== DATASET RECORDS ==

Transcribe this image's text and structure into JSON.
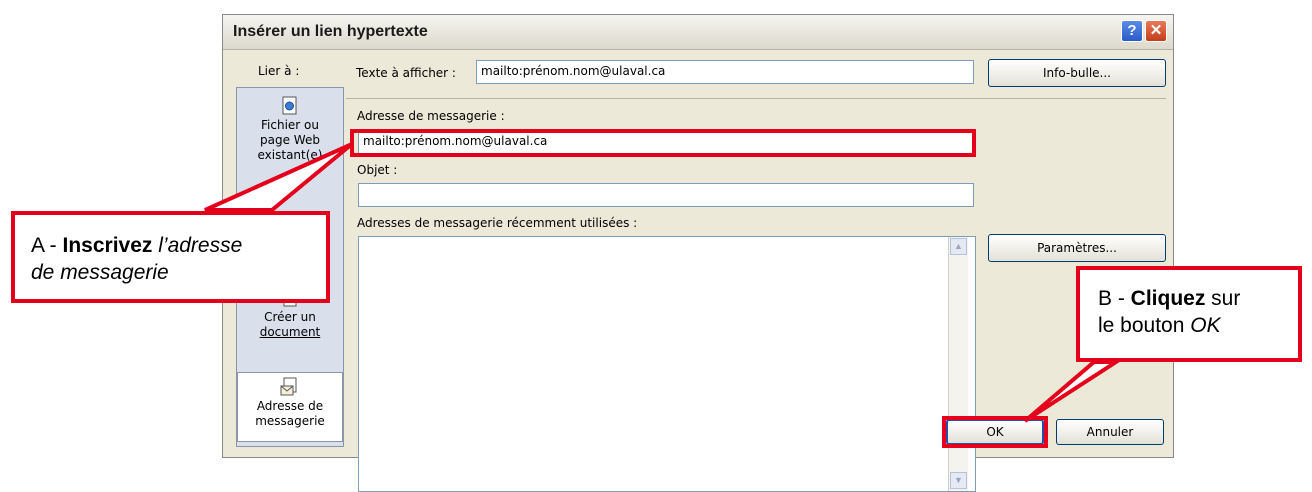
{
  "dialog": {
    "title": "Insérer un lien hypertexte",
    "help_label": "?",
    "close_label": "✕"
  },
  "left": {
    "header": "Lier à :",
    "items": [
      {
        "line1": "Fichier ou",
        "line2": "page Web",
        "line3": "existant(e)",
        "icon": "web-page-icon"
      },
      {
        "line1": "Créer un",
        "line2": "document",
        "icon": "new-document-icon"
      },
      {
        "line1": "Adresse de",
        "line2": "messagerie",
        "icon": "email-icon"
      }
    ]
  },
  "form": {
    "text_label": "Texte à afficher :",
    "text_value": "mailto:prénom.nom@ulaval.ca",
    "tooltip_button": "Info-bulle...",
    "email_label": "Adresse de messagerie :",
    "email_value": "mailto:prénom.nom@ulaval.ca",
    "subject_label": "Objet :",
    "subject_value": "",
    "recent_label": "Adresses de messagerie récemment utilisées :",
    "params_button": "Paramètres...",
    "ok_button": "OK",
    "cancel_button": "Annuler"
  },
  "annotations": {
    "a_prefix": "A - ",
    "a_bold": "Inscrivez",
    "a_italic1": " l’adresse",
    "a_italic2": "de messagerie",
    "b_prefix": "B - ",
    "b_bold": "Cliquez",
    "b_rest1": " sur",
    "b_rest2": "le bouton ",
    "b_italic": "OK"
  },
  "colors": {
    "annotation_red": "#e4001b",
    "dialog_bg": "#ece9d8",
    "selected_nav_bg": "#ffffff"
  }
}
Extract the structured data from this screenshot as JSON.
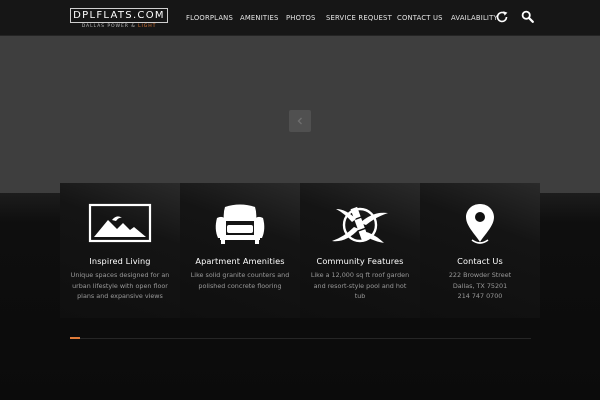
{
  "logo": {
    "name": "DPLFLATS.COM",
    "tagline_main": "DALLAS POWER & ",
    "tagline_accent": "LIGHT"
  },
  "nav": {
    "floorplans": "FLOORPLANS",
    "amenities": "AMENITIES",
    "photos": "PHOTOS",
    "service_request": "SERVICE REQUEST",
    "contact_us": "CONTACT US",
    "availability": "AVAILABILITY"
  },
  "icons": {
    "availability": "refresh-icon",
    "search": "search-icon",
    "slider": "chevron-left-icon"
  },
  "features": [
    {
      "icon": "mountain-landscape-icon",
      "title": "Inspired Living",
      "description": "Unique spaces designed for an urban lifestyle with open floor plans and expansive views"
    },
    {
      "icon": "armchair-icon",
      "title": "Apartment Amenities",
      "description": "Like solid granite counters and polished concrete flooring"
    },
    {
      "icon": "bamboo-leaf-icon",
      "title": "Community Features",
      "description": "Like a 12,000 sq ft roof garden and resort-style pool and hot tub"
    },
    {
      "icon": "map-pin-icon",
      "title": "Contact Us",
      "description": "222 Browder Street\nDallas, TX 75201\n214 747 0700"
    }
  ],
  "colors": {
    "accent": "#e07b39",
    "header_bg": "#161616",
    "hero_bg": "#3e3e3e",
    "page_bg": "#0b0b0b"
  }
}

===

§ DIRECTIONS FOR THIS TASK: Look through the listing and extract every line with "title" in it.

§ RESULT OF THIS EXERCISE:
    "title": "Insérer un lien hypertexte",
      "title": "Inspired Living",
      "title": "Apartment Amenities",
      "title": "Community Features",
      "title": "Contact Us",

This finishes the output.